> EXERCISE OBJECTIVE: Look through the data below and work out how many lines contain the string "this". Give the number alone.

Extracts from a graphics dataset
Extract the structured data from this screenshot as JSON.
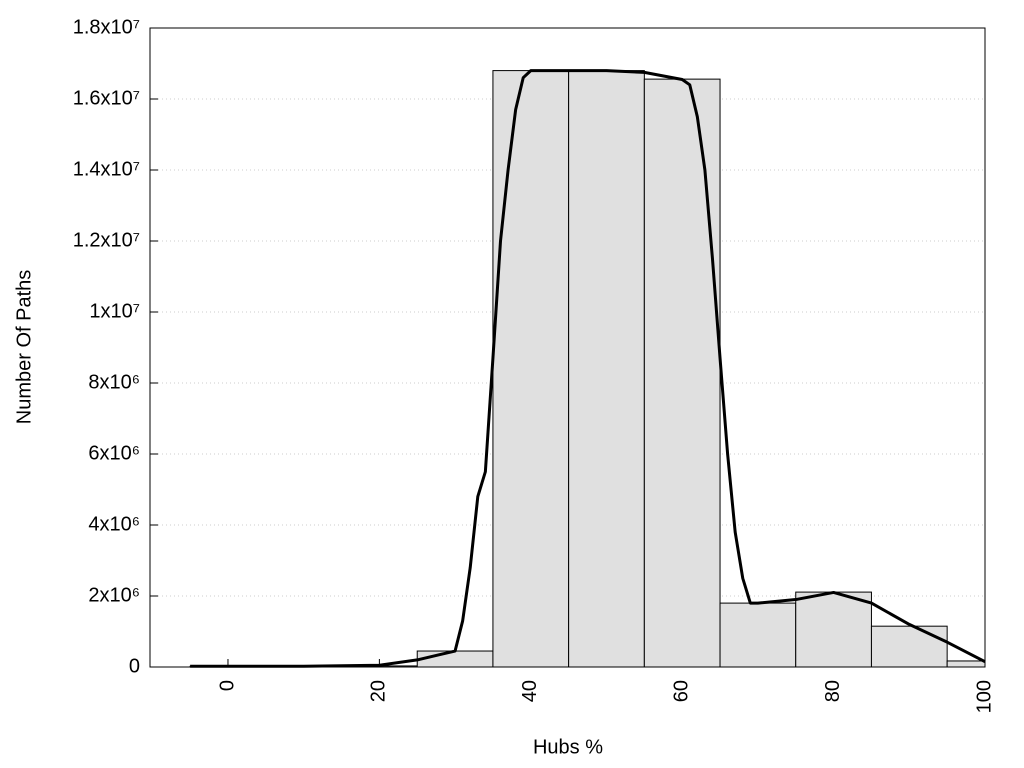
{
  "chart_data": {
    "type": "histogram",
    "x_label": "Hubs %",
    "y_label": "Number Of Paths",
    "bins": [
      -5,
      5,
      15,
      25,
      35,
      45,
      55,
      65,
      75,
      85,
      95,
      100
    ],
    "counts": [
      20000,
      20000,
      30000,
      450000,
      16800000,
      16800000,
      16560000,
      1800000,
      2110000,
      1150000,
      170000
    ],
    "color": "#e0e0e0",
    "line": {
      "color": "#000000",
      "x": [
        -5,
        0,
        10,
        20,
        25,
        28,
        30,
        31,
        32,
        33,
        34,
        35,
        36,
        37,
        38,
        39,
        40,
        45,
        50,
        55,
        60,
        61,
        62,
        63,
        64,
        65,
        66,
        67,
        68,
        69,
        70,
        75,
        80,
        85,
        90,
        95,
        100
      ],
      "values": [
        20000,
        20000,
        20000,
        50000,
        200000,
        350000,
        450000,
        1300000,
        2800000,
        4800000,
        5500000,
        8700000,
        12000000,
        14000000,
        15700000,
        16600000,
        16800000,
        16800000,
        16800000,
        16750000,
        16550000,
        16400000,
        15500000,
        14000000,
        11500000,
        8700000,
        6000000,
        3800000,
        2500000,
        1800000,
        1800000,
        1900000,
        2100000,
        1800000,
        1200000,
        700000,
        150000
      ]
    },
    "xlim": [
      -10.3,
      100
    ],
    "xticks": [
      0,
      20,
      40,
      60,
      80,
      100
    ],
    "ylim": [
      0,
      18000000
    ],
    "yticks": [
      0,
      {
        "value": 2000000,
        "label": "2x10⁶"
      },
      {
        "value": 4000000,
        "label": "4x10⁶"
      },
      {
        "value": 6000000,
        "label": "6x10⁶"
      },
      {
        "value": 8000000,
        "label": "8x10⁶"
      },
      {
        "value": 10000000,
        "label": "1x10⁷"
      },
      {
        "value": 12000000,
        "label": "1.2x10⁷"
      },
      {
        "value": 14000000,
        "label": "1.4x10⁷"
      },
      {
        "value": 16000000,
        "label": "1.6x10⁷"
      },
      {
        "value": 18000000,
        "label": "1.8x10⁷"
      }
    ],
    "grid": true
  }
}
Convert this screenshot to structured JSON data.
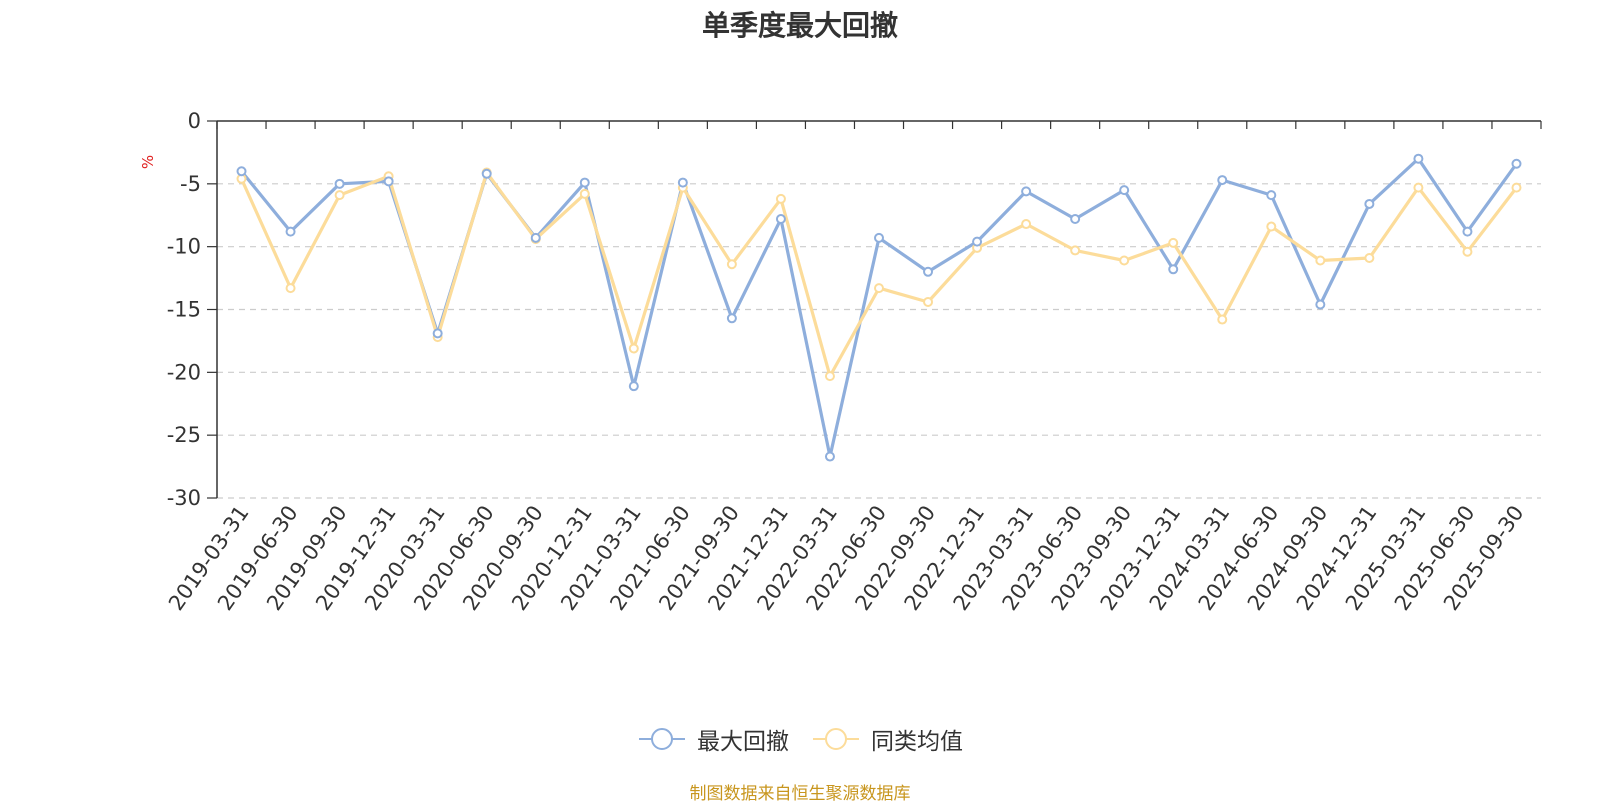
{
  "chart_data": {
    "type": "line",
    "title": "单季度最大回撤",
    "ylabel": "%",
    "ylim": [
      -30,
      0
    ],
    "yticks": [
      0,
      -5,
      -10,
      -15,
      -20,
      -25,
      -30
    ],
    "grid": true,
    "legend_position": "bottom",
    "categories": [
      "2019-03-31",
      "2019-06-30",
      "2019-09-30",
      "2019-12-31",
      "2020-03-31",
      "2020-06-30",
      "2020-09-30",
      "2020-12-31",
      "2021-03-31",
      "2021-06-30",
      "2021-09-30",
      "2021-12-31",
      "2022-03-31",
      "2022-06-30",
      "2022-09-30",
      "2022-12-31",
      "2023-03-31",
      "2023-06-30",
      "2023-09-30",
      "2023-12-31",
      "2024-03-31",
      "2024-06-30",
      "2024-09-30",
      "2024-12-31",
      "2025-03-31",
      "2025-06-30",
      "2025-09-30"
    ],
    "series": [
      {
        "name": "最大回撤",
        "color": "#8eaedc",
        "values": [
          -4.0,
          -8.8,
          -5.0,
          -4.8,
          -16.9,
          -4.2,
          -9.3,
          -4.9,
          -21.1,
          -4.9,
          -15.7,
          -7.8,
          -26.7,
          -9.3,
          -12.0,
          -9.6,
          -5.6,
          -7.8,
          -5.5,
          -11.8,
          -4.7,
          -5.9,
          -14.6,
          -6.6,
          -3.0,
          -8.8,
          -3.4
        ]
      },
      {
        "name": "同类均值",
        "color": "#fcdc9a",
        "values": [
          -4.6,
          -13.3,
          -5.9,
          -4.4,
          -17.2,
          -4.1,
          -9.4,
          -5.8,
          -18.1,
          -5.3,
          -11.4,
          -6.2,
          -20.3,
          -13.3,
          -14.4,
          -10.1,
          -8.2,
          -10.3,
          -11.1,
          -9.7,
          -15.8,
          -8.4,
          -11.1,
          -10.9,
          -5.3,
          -10.4,
          -5.3
        ]
      }
    ]
  },
  "source_note": "制图数据来自恒生聚源数据库"
}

> COMPLETE RESPONSE: 2